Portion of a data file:
>>>>
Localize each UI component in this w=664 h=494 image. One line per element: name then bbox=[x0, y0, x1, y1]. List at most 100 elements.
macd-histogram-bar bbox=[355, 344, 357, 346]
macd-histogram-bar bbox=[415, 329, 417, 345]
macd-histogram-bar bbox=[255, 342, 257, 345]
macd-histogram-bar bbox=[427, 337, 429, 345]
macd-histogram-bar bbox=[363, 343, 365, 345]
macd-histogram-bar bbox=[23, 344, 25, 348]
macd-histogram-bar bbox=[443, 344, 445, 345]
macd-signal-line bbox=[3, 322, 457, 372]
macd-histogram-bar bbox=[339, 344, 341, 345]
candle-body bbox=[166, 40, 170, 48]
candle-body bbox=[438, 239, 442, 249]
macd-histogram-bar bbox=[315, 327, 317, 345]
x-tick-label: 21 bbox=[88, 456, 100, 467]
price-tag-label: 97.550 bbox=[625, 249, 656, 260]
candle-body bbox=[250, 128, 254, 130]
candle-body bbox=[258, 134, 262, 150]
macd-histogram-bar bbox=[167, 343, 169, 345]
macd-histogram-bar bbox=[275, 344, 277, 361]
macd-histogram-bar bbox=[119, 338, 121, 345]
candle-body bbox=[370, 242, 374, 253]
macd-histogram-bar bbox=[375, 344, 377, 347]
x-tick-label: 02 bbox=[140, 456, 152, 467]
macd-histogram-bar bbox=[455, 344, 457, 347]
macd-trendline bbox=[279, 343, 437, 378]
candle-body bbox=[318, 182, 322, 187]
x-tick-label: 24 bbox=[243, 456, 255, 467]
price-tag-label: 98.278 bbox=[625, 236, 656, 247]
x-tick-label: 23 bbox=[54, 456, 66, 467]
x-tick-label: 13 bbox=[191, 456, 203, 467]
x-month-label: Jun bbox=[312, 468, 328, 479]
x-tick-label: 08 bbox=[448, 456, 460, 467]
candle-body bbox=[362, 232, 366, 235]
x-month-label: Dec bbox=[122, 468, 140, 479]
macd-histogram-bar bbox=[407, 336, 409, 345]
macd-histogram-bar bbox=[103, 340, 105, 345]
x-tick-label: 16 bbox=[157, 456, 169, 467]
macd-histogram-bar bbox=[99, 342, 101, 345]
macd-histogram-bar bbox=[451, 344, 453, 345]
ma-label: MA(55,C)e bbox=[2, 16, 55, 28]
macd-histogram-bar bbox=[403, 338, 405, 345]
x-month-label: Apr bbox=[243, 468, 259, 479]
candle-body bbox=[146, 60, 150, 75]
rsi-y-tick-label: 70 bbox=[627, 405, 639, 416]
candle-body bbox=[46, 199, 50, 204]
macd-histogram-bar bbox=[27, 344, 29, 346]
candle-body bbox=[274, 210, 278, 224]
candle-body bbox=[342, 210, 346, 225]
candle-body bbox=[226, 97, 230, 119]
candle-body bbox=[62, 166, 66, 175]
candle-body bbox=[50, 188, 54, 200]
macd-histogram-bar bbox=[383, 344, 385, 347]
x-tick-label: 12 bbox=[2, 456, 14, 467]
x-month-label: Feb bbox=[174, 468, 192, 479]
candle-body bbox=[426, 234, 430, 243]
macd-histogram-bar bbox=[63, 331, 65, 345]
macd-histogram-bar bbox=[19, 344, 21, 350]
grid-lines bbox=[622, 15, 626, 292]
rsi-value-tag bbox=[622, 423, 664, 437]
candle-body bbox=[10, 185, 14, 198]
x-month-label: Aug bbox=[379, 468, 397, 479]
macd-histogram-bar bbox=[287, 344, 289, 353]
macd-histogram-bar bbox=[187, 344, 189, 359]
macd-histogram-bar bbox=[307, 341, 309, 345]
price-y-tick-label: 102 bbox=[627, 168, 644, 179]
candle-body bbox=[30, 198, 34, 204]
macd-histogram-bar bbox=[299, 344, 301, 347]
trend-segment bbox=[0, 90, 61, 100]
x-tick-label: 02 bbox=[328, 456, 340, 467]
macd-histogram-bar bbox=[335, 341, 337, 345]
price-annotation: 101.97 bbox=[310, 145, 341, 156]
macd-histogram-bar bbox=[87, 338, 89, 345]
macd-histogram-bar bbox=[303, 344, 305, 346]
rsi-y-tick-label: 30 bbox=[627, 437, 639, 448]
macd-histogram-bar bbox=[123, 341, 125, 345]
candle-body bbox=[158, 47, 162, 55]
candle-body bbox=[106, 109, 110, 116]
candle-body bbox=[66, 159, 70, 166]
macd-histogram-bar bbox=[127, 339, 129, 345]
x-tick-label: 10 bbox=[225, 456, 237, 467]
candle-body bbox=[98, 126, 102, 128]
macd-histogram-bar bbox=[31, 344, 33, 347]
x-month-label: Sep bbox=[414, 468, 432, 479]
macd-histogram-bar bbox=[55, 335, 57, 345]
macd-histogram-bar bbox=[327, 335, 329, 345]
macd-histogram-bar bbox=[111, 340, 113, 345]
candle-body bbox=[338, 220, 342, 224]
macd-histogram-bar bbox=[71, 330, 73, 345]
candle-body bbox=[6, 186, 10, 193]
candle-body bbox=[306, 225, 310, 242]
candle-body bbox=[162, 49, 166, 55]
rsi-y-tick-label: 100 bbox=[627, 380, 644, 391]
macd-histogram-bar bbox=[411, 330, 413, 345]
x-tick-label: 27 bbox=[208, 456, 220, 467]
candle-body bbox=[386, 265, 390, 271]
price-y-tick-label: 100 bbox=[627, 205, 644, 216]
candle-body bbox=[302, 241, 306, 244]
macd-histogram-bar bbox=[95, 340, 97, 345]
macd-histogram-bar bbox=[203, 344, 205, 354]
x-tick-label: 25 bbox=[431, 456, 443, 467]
<<<<
> Objective: Copy every one of the lines above character for character, changing nothing.

> Response below:
Localize each UI component in this w=664 h=494 image. One line per element: name then bbox=[x0, y0, x1, y1]. List at most 100 elements.
macd-histogram-bar bbox=[355, 344, 357, 346]
macd-histogram-bar bbox=[415, 329, 417, 345]
macd-histogram-bar bbox=[255, 342, 257, 345]
macd-histogram-bar bbox=[427, 337, 429, 345]
macd-histogram-bar bbox=[363, 343, 365, 345]
macd-histogram-bar bbox=[23, 344, 25, 348]
macd-histogram-bar bbox=[443, 344, 445, 345]
macd-signal-line bbox=[3, 322, 457, 372]
macd-histogram-bar bbox=[339, 344, 341, 345]
candle-body bbox=[166, 40, 170, 48]
candle-body bbox=[438, 239, 442, 249]
macd-histogram-bar bbox=[315, 327, 317, 345]
x-tick-label: 21 bbox=[88, 456, 100, 467]
price-tag-label: 97.550 bbox=[625, 249, 656, 260]
candle-body bbox=[250, 128, 254, 130]
candle-body bbox=[258, 134, 262, 150]
macd-histogram-bar bbox=[167, 343, 169, 345]
macd-histogram-bar bbox=[275, 344, 277, 361]
macd-histogram-bar bbox=[119, 338, 121, 345]
candle-body bbox=[370, 242, 374, 253]
macd-histogram-bar bbox=[375, 344, 377, 347]
x-tick-label: 02 bbox=[140, 456, 152, 467]
macd-histogram-bar bbox=[455, 344, 457, 347]
macd-trendline bbox=[279, 343, 437, 378]
candle-body bbox=[318, 182, 322, 187]
x-tick-label: 24 bbox=[243, 456, 255, 467]
price-tag-label: 98.278 bbox=[625, 236, 656, 247]
x-tick-label: 23 bbox=[54, 456, 66, 467]
x-tick-label: 13 bbox=[191, 456, 203, 467]
x-month-label: Jun bbox=[312, 468, 328, 479]
x-tick-label: 08 bbox=[448, 456, 460, 467]
candle-body bbox=[362, 232, 366, 235]
x-month-label: Dec bbox=[122, 468, 140, 479]
macd-histogram-bar bbox=[407, 336, 409, 345]
macd-histogram-bar bbox=[103, 340, 105, 345]
x-tick-label: 16 bbox=[157, 456, 169, 467]
macd-histogram-bar bbox=[99, 342, 101, 345]
macd-histogram-bar bbox=[451, 344, 453, 345]
ma-label: MA(55,C)e bbox=[2, 16, 55, 28]
macd-histogram-bar bbox=[403, 338, 405, 345]
x-month-label: Apr bbox=[243, 468, 259, 479]
candle-body bbox=[146, 60, 150, 75]
rsi-y-tick-label: 70 bbox=[627, 405, 639, 416]
candle-body bbox=[46, 199, 50, 204]
macd-histogram-bar bbox=[27, 344, 29, 346]
candle-body bbox=[274, 210, 278, 224]
candle-body bbox=[342, 210, 346, 225]
candle-body bbox=[226, 97, 230, 119]
candle-body bbox=[62, 166, 66, 175]
candle-body bbox=[50, 188, 54, 200]
macd-histogram-bar bbox=[383, 344, 385, 347]
x-tick-label: 12 bbox=[2, 456, 14, 467]
x-month-label: Feb bbox=[174, 468, 192, 479]
candle-body bbox=[426, 234, 430, 243]
macd-histogram-bar bbox=[63, 331, 65, 345]
macd-histogram-bar bbox=[19, 344, 21, 350]
grid-lines bbox=[622, 15, 626, 292]
rsi-value-tag bbox=[622, 423, 664, 437]
candle-body bbox=[10, 185, 14, 198]
x-month-label: Aug bbox=[379, 468, 397, 479]
macd-histogram-bar bbox=[287, 344, 289, 353]
macd-histogram-bar bbox=[187, 344, 189, 359]
macd-histogram-bar bbox=[307, 341, 309, 345]
price-y-tick-label: 102 bbox=[627, 168, 644, 179]
candle-body bbox=[30, 198, 34, 204]
macd-histogram-bar bbox=[299, 344, 301, 347]
trend-segment bbox=[0, 90, 61, 100]
x-tick-label: 02 bbox=[328, 456, 340, 467]
macd-histogram-bar bbox=[335, 341, 337, 345]
price-annotation: 101.97 bbox=[310, 145, 341, 156]
macd-histogram-bar bbox=[87, 338, 89, 345]
macd-histogram-bar bbox=[303, 344, 305, 346]
rsi-y-tick-label: 30 bbox=[627, 437, 639, 448]
macd-histogram-bar bbox=[123, 341, 125, 345]
candle-body bbox=[158, 47, 162, 55]
candle-body bbox=[106, 109, 110, 116]
candle-body bbox=[66, 159, 70, 166]
macd-histogram-bar bbox=[127, 339, 129, 345]
x-tick-label: 10 bbox=[225, 456, 237, 467]
candle-body bbox=[98, 126, 102, 128]
macd-histogram-bar bbox=[31, 344, 33, 347]
x-month-label: Sep bbox=[414, 468, 432, 479]
macd-histogram-bar bbox=[55, 335, 57, 345]
macd-histogram-bar bbox=[327, 335, 329, 345]
macd-histogram-bar bbox=[111, 340, 113, 345]
candle-body bbox=[338, 220, 342, 224]
macd-histogram-bar bbox=[71, 330, 73, 345]
candle-body bbox=[6, 186, 10, 193]
candle-body bbox=[306, 225, 310, 242]
candle-body bbox=[162, 49, 166, 55]
rsi-y-tick-label: 100 bbox=[627, 380, 644, 391]
macd-histogram-bar bbox=[411, 330, 413, 345]
x-tick-label: 27 bbox=[208, 456, 220, 467]
candle-body bbox=[386, 265, 390, 271]
price-y-tick-label: 100 bbox=[627, 205, 644, 216]
candle-body bbox=[302, 241, 306, 244]
macd-histogram-bar bbox=[95, 340, 97, 345]
macd-histogram-bar bbox=[203, 344, 205, 354]
x-tick-label: 25 bbox=[431, 456, 443, 467]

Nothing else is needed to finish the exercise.